*PROBLEM DESCRIPTION:* Gather every line in the records below that contains the word "value".

*SUPPLIED MATERIAL:*
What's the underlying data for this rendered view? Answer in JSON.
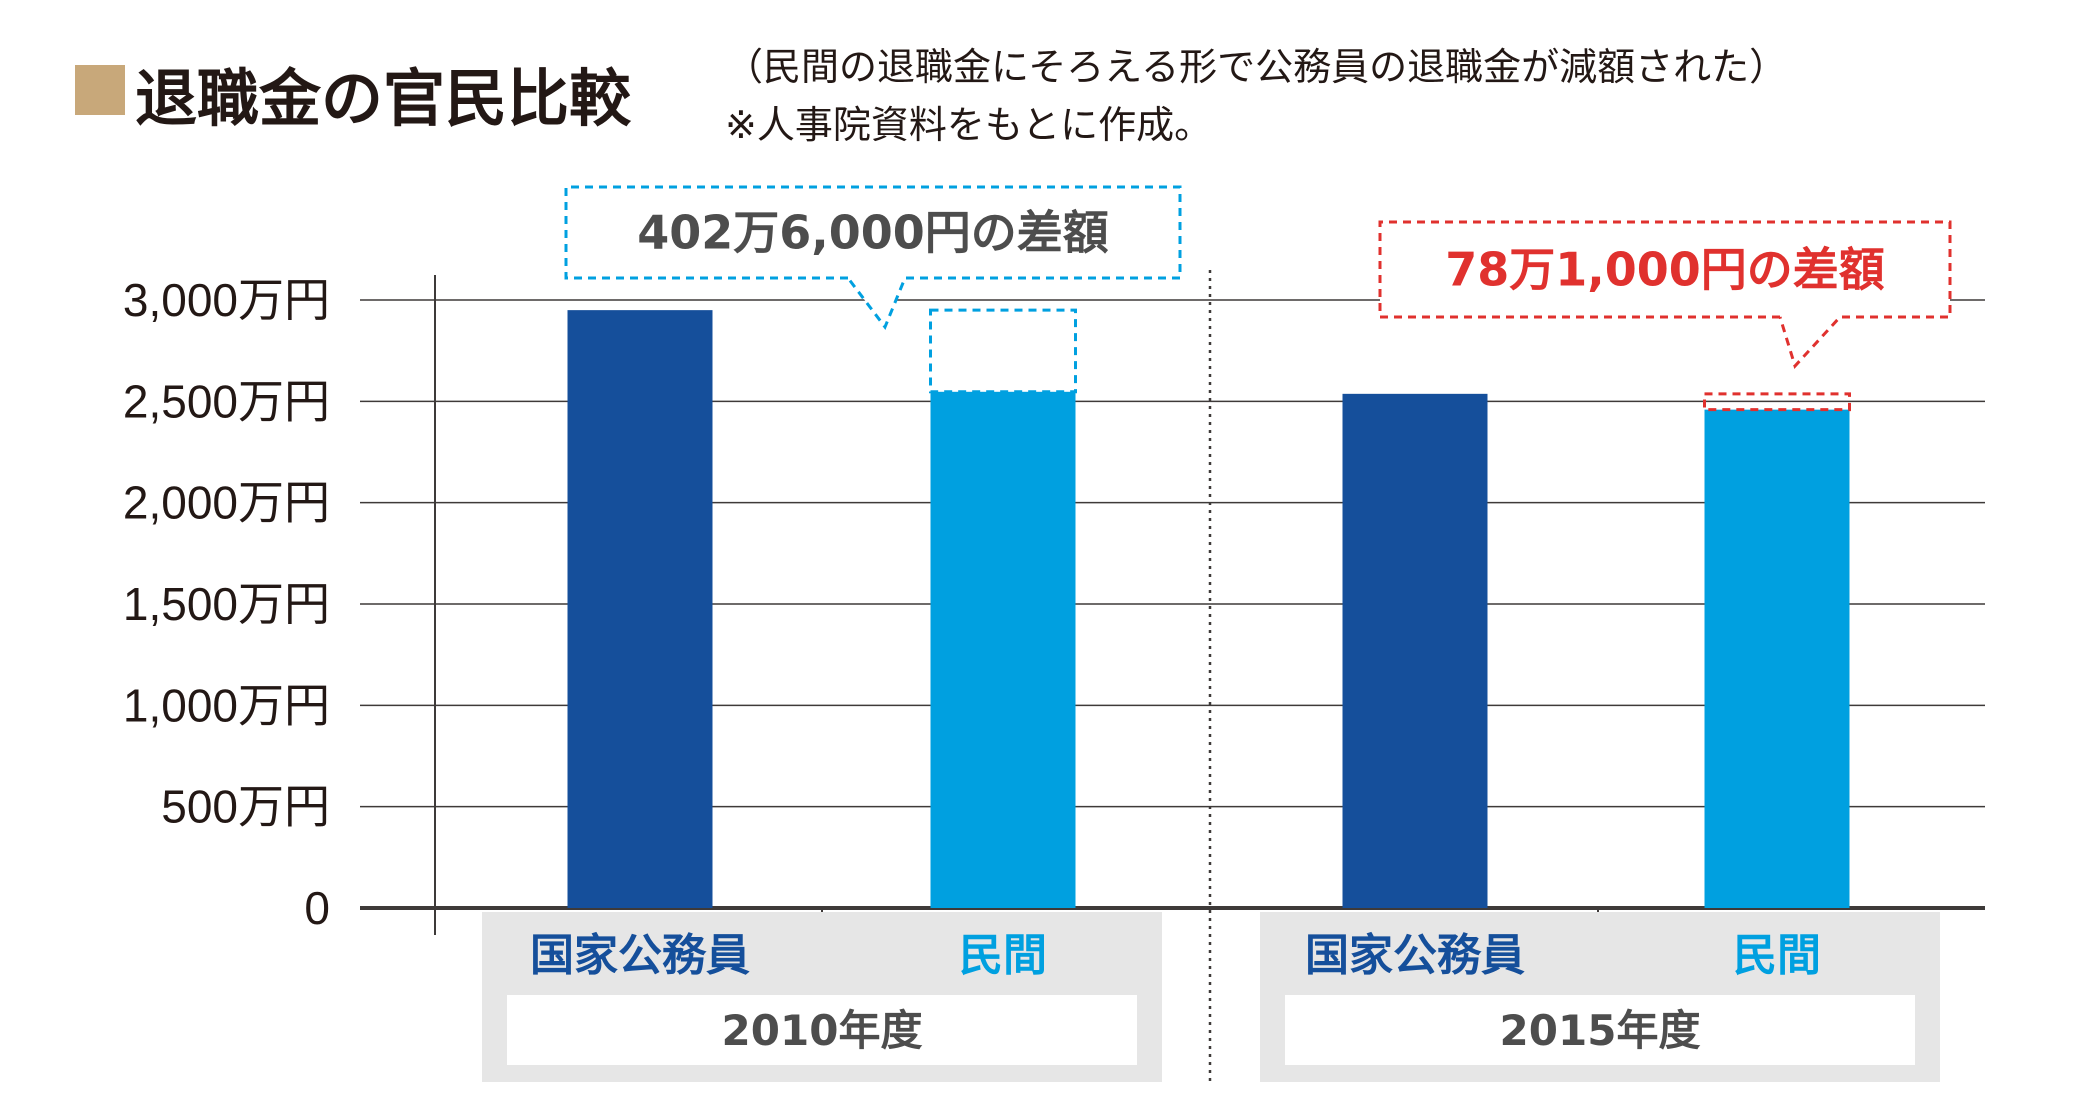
{
  "header": {
    "title": "退職金の官民比較",
    "note_line1": "（民間の退職金にそろえる形で公務員の退職金が減額された）",
    "note_line2": "※人事院資料をもとに作成。"
  },
  "colors": {
    "title_square": "#c8a87a",
    "public": "#154f9b",
    "private": "#00a0e0",
    "annotation_2010": "#00a0e0",
    "annotation_2015": "#e0312e",
    "label_bg": "#e6e6e6",
    "grid": "#3e3a39"
  },
  "chart_data": {
    "type": "bar",
    "title": "退職金の官民比較",
    "ylabel": "",
    "ylim": [
      0,
      3000
    ],
    "y_unit": "万円",
    "y_ticks": [
      0,
      500,
      1000,
      1500,
      2000,
      2500,
      3000
    ],
    "y_tick_labels": [
      "0",
      "500万円",
      "1,000万円",
      "1,500万円",
      "2,000万円",
      "2,500万円",
      "3,000万円"
    ],
    "groups": [
      "2010年度",
      "2015年度"
    ],
    "categories": [
      "国家公務員",
      "民間"
    ],
    "series": [
      {
        "group": "2010年度",
        "category": "国家公務員",
        "value": 2950
      },
      {
        "group": "2010年度",
        "category": "民間",
        "value": 2547
      },
      {
        "group": "2015年度",
        "category": "国家公務員",
        "value": 2537
      },
      {
        "group": "2015年度",
        "category": "民間",
        "value": 2459
      }
    ],
    "annotations": [
      {
        "group": "2010年度",
        "text": "402万6,000円の差額",
        "diff_from": 2547,
        "diff_to": 2950
      },
      {
        "group": "2015年度",
        "text": "78万1,000円の差額",
        "diff_from": 2459,
        "diff_to": 2537
      }
    ],
    "grid": true
  }
}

*WRITTEN RESPONSE:*
        "value": 2950
        "value": 2547
        "value": 2537
        "value": 2459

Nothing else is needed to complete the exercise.